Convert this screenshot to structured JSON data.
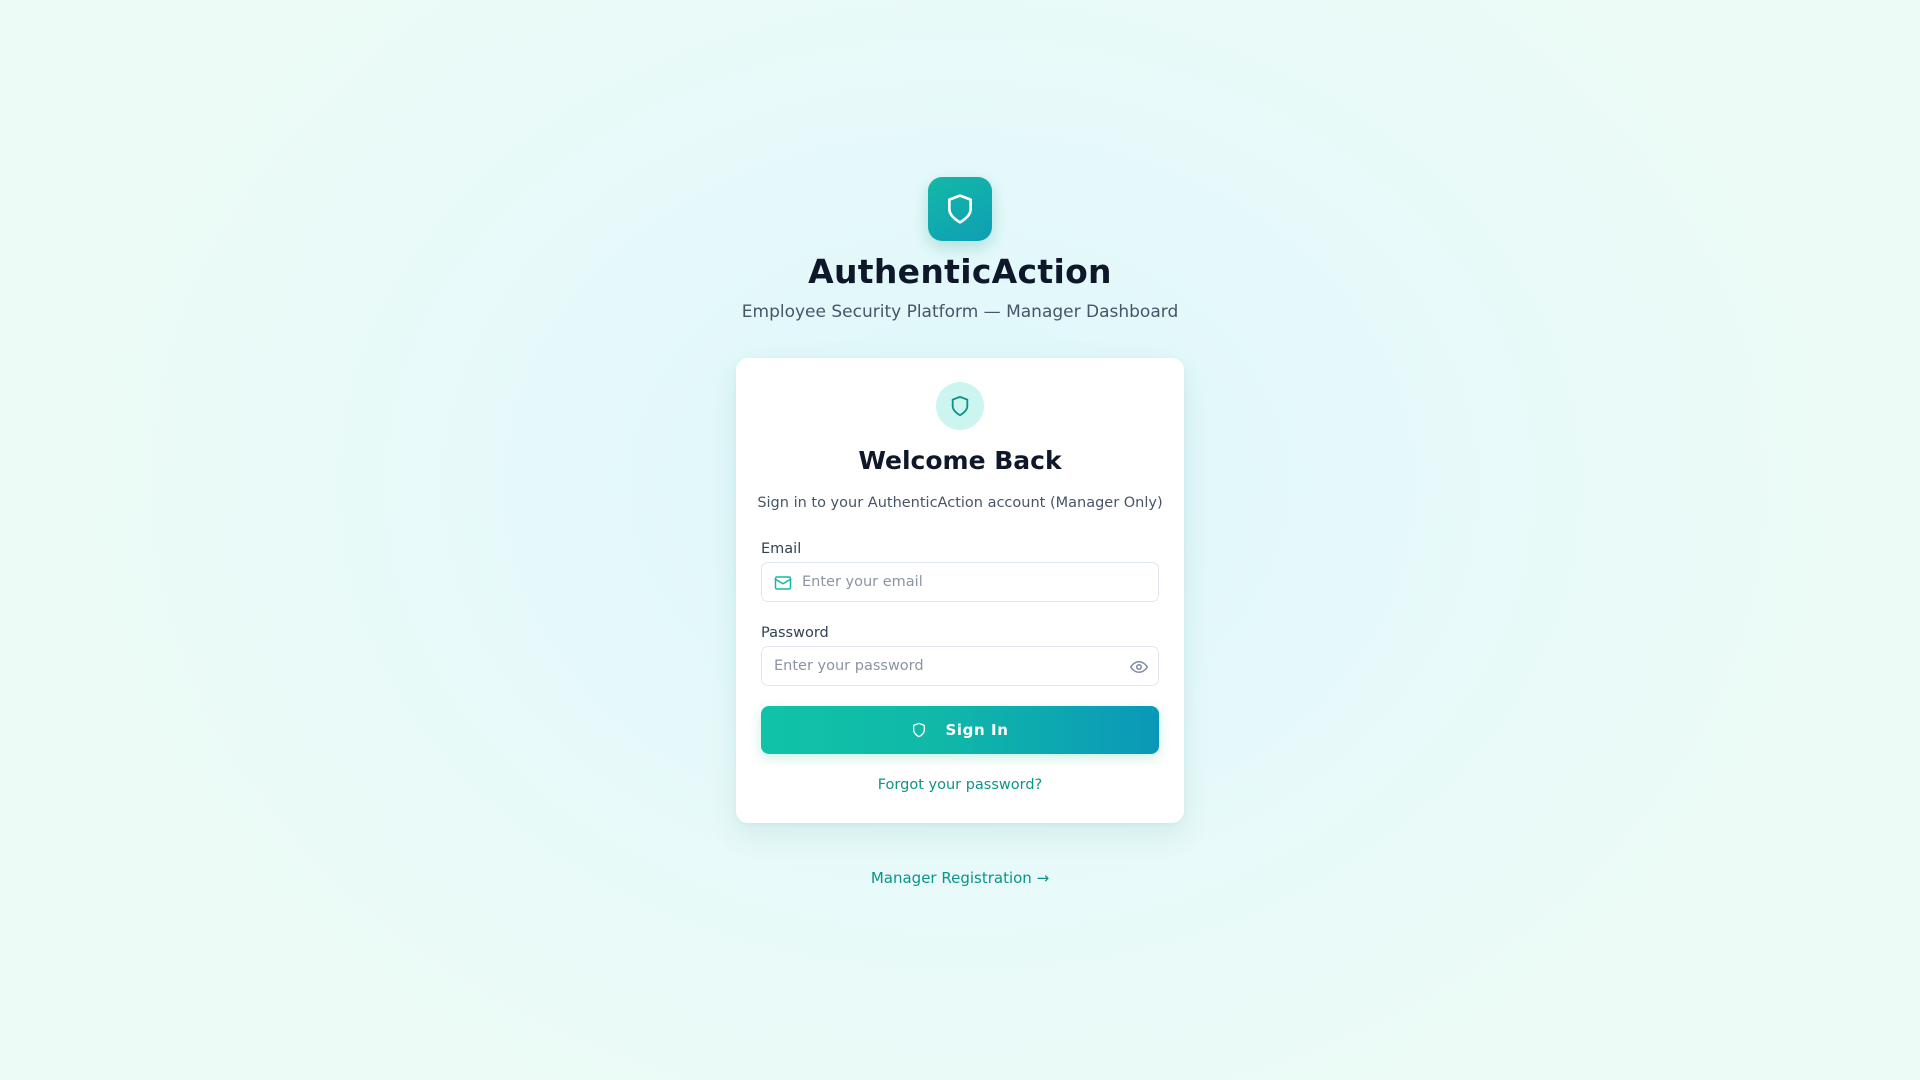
{
  "brand": {
    "logo_icon": "shield-icon",
    "title": "AuthenticAction",
    "subtitle": "Employee Security Platform — Manager Dashboard"
  },
  "login_card": {
    "icon": "shield-icon",
    "title": "Welcome Back",
    "subtitle": "Sign in to your AuthenticAction account (Manager Only)",
    "email": {
      "label": "Email",
      "placeholder": "Enter your email",
      "value": "",
      "icon": "mail-icon"
    },
    "password": {
      "label": "Password",
      "placeholder": "Enter your password",
      "value": "",
      "toggle_icon": "eye-icon"
    },
    "sign_in_label": "Sign In",
    "sign_in_icon": "shield-icon",
    "forgot_label": "Forgot your password?"
  },
  "register_link": "Manager Registration →",
  "colors": {
    "accent": "#0d9488",
    "button_gradient_start": "#10c3a8",
    "button_gradient_end": "#0a98b8",
    "title_text": "#0f172a",
    "muted_text": "#475569"
  }
}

Instruction: Can you retype every record above exactly, leaving out the pictures?

Solution to the problem:
Convert this screenshot to structured JSON data.
{
  "brand": {
    "logo_icon": "shield-icon",
    "title": "AuthenticAction",
    "subtitle": "Employee Security Platform — Manager Dashboard"
  },
  "login_card": {
    "icon": "shield-icon",
    "title": "Welcome Back",
    "subtitle": "Sign in to your AuthenticAction account (Manager Only)",
    "email": {
      "label": "Email",
      "placeholder": "Enter your email",
      "value": "",
      "icon": "mail-icon"
    },
    "password": {
      "label": "Password",
      "placeholder": "Enter your password",
      "value": "",
      "toggle_icon": "eye-icon"
    },
    "sign_in_label": "Sign In",
    "sign_in_icon": "shield-icon",
    "forgot_label": "Forgot your password?"
  },
  "register_link": "Manager Registration →",
  "colors": {
    "accent": "#0d9488",
    "button_gradient_start": "#10c3a8",
    "button_gradient_end": "#0a98b8",
    "title_text": "#0f172a",
    "muted_text": "#475569"
  }
}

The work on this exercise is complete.